▶ **Stated task a**:
Print, character for character, the part of the text on wills and estates that opens with the words containing "Some states will" and closes with "will be disposed.".

▶ **Extracted text**:
(begin)

When a person dies, that person’s estate is distributed to his or her heirs. It is in everyone’s best interest for each person to have a will, which states exactly how the deceased wants his or her estate to be distributed and who will receive each piece of property. With a will, the wishes of the decedent can be carried out with clarity and certainty instead of relying upon the government to decide how to divide the property.
Most states will require a probate proceeding in order to transfer the deceased person’s (or the “decedent’s”) possessions legally. When there is a probate proceeding, an “executor” who should have been named in the will, carries out the wishes of the deceased and distributes the property to those stated in the will. If an executor had not been previously named in the will, the court will appoint one. When there are no heirs that can be determined as prescribed by law, the property becomes the possession of the government (the process is also known as "escheatment".) In America, it is estimated that a very high percentage of people die without having a will.
Some states will not require probate proceedings when the deceased has a legally recognized will that states to whom the property will be distributed and when there is little doubt of the decedent’s intentions. It is most common for decedents to request that their property go to their spouse and children. If the spouse has preceded them in death, the children are frequently next in line to inherit the entire estate. In a case of intestacy (lack of will), a probate proceeding is usually required by law to determine how the estate will be disposed.
How to Legally Make a Will
The best time to create a will is now since there are primarily only benefits to having a will and potentially serious detriments in not having one. You have the right to change your will at anytime during your life and will likely do so as your life circumstances change. For example, when you get married, divorced, remarried, having children or if you receive a windfall or large inheritance, you will probably change your will to reflect this difference in your life.
While it is simple to create a valid will, there are important laws and requirements. It is easiest to use an estate lawyer to draw one for a fee and especially useful if your estate is complex. For many people, a standard will can be downloaded from which to create your own will and there is software that can walk you through the process. Your will requires witnesses and notarization in order to be legally recognized. Until you have a will, your estate is considered to be “intestate” and the probate court will decide how to divide and distribute your property.

(end)

▶ **Stated task b**:
Arrange the part of the listing that opens with the line containing "y-tick-label: 100 xyxy=(57,436,90,458)" and closes with the line containing "x-tick-label: 2015 xyxy=(896,851,941,873)" as a JSON list of strings, one string per line and both of those lines included, with blank lines left out.

▶ **The records**:
(begin)

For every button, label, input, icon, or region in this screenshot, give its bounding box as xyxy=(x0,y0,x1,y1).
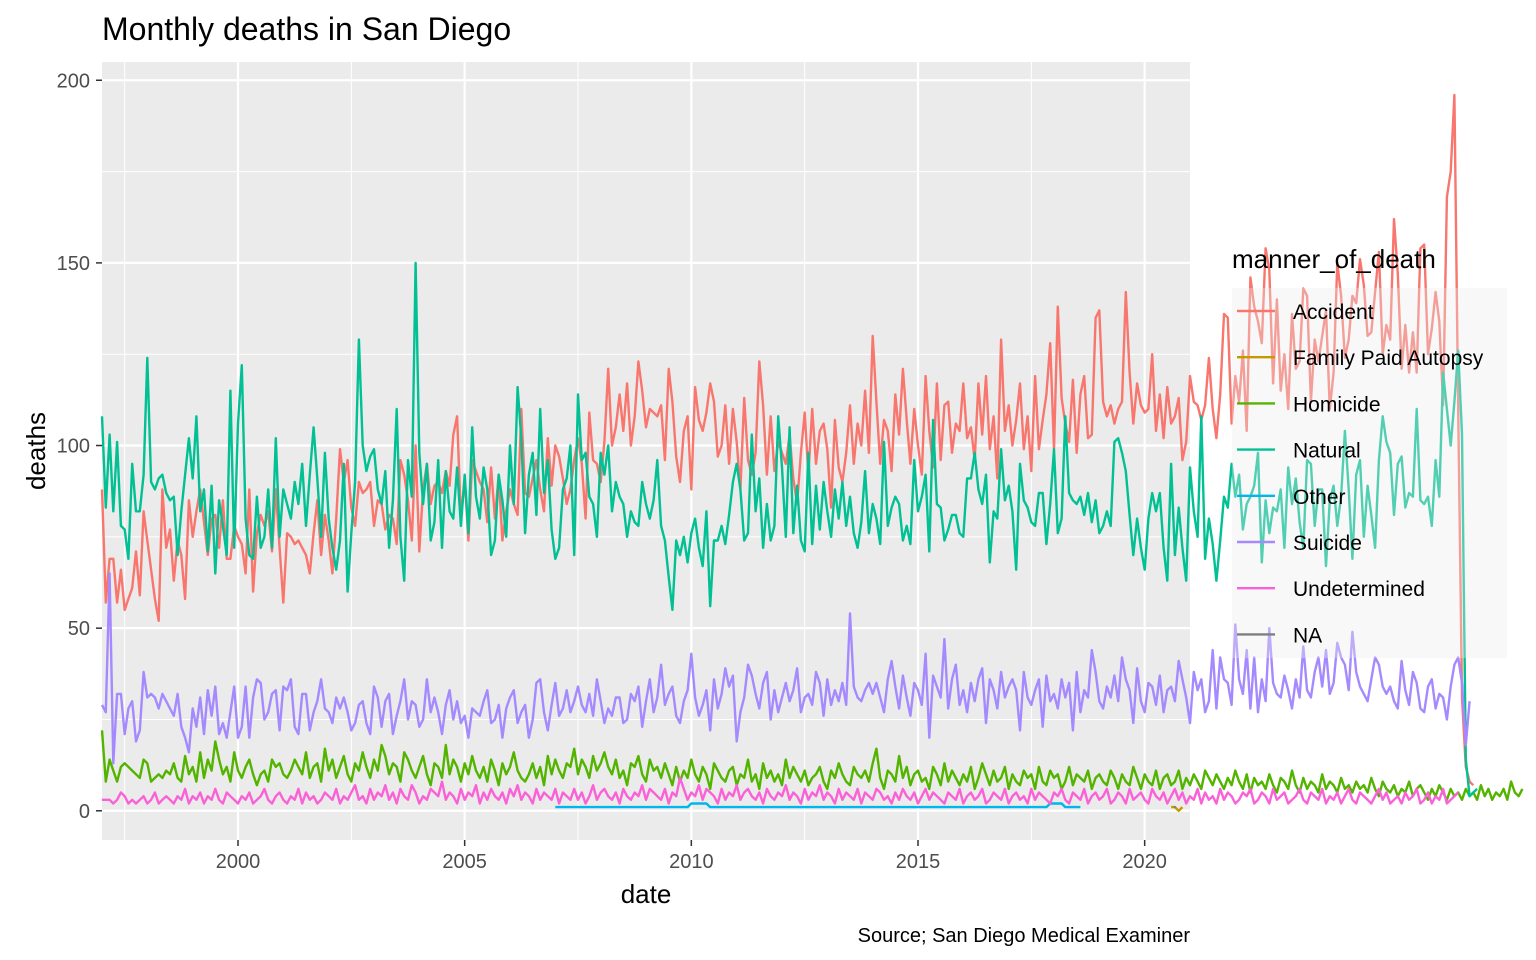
y-tick-label: 100 xyxy=(57,436,90,458)
legend-label-family-paid-autopsy: Family Paid Autopsy xyxy=(1293,347,1484,370)
ticks: 0 50 100 150 200 2000 2005 2010 2015 2020 xyxy=(57,70,1167,873)
legend-label-natural: Natural xyxy=(1293,440,1361,463)
legend-label-homicide: Homicide xyxy=(1293,393,1381,416)
x-axis-title: date xyxy=(621,879,672,909)
series-line-other xyxy=(555,802,1081,809)
plot-panel xyxy=(102,62,1190,840)
series-line-natural xyxy=(100,261,1478,798)
legend-box xyxy=(1232,288,1507,658)
series-line-homicide xyxy=(100,730,1524,801)
x-tick-label: 2005 xyxy=(442,851,487,873)
y-tick-label: 150 xyxy=(57,253,90,275)
legend-label-accident: Accident xyxy=(1293,301,1374,324)
x-tick-label: 2010 xyxy=(669,851,714,873)
chart-title: Monthly deaths in San Diego xyxy=(102,11,511,47)
legend-title: manner_of_death xyxy=(1232,244,1436,274)
y-tick-label: 0 xyxy=(79,801,90,823)
y-tick-label: 50 xyxy=(68,618,90,640)
x-tick-label: 2015 xyxy=(896,851,941,873)
caption: Source; San Diego Medical Examiner xyxy=(858,925,1191,947)
legend-label-na: NA xyxy=(1293,624,1322,647)
series-line-undetermined xyxy=(102,776,1460,805)
legend-label-undetermined: Undetermined xyxy=(1293,578,1425,601)
legend: Accident Family Paid Autopsy Homicide Natur… xyxy=(1237,301,1484,647)
legend-label-suicide: Suicide xyxy=(1293,532,1362,555)
y-tick-label: 200 xyxy=(57,70,90,92)
series-line-suicide xyxy=(100,572,1471,765)
series-point-na xyxy=(1173,805,1177,809)
x-tick-label: 2000 xyxy=(216,851,261,873)
x-tick-label: 2020 xyxy=(1122,851,1167,873)
series-group xyxy=(100,93,1524,812)
y-axis-title: deaths xyxy=(21,412,51,490)
legend-label-other: Other xyxy=(1293,486,1346,509)
series-line-family-paid-autopsy xyxy=(1171,805,1184,812)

(end)

▶ **Exercise response a**:
Some states will not require probate proceedings when the deceased has a legally recognized will that states to whom the property will be distributed and when there is little doubt of the decedent’s intentions. It is most common for decedents to request that their property go to their spouse and children. If the spouse has preceded them in death, the children are frequently next in line to inherit the entire estate. In a case of intestacy (lack of will), a probate proceeding is usually required by law to determine how the estate will be disposed.

▶ **Exercise response b**:
[
  "y-tick-label: 100 xyxy=(57,436,90,458)",
  "legend-label-family-paid-autopsy: Family Paid Autopsy xyxy=(1293,347,1484,370)",
  "ticks: 0 50 100 150 200 2000 2005 2010 2015 2020 xyxy=(57,70,1167,873)",
  "legend-label-natural: Natural xyxy=(1293,440,1361,463)",
  "legend-label-homicide: Homicide xyxy=(1293,393,1381,416)",
  "x-axis-title: date xyxy=(621,879,672,909)",
  "series-line-other xyxy=(555,802,1081,809)",
  "plot-panel xyxy=(102,62,1190,840)",
  "series-line-natural xyxy=(100,261,1478,798)",
  "legend-box xyxy=(1232,288,1507,658)",
  "series-line-homicide xyxy=(100,730,1524,801)",
  "x-tick-label: 2005 xyxy=(442,851,487,873)",
  "y-tick-label: 150 xyxy=(57,253,90,275)",
  "legend-label-accident: Accident xyxy=(1293,301,1374,324)",
  "x-tick-label: 2010 xyxy=(669,851,714,873)",
  "chart-title: Monthly deaths in San Diego xyxy=(102,11,511,47)",
  "legend-title: manner_of_death xyxy=(1232,244,1436,274)",
  "y-tick-label: 0 xyxy=(79,801,90,823)",
  "y-tick-label: 50 xyxy=(68,618,90,640)",
  "x-tick-label: 2015 xyxy=(896,851,941,873)"
]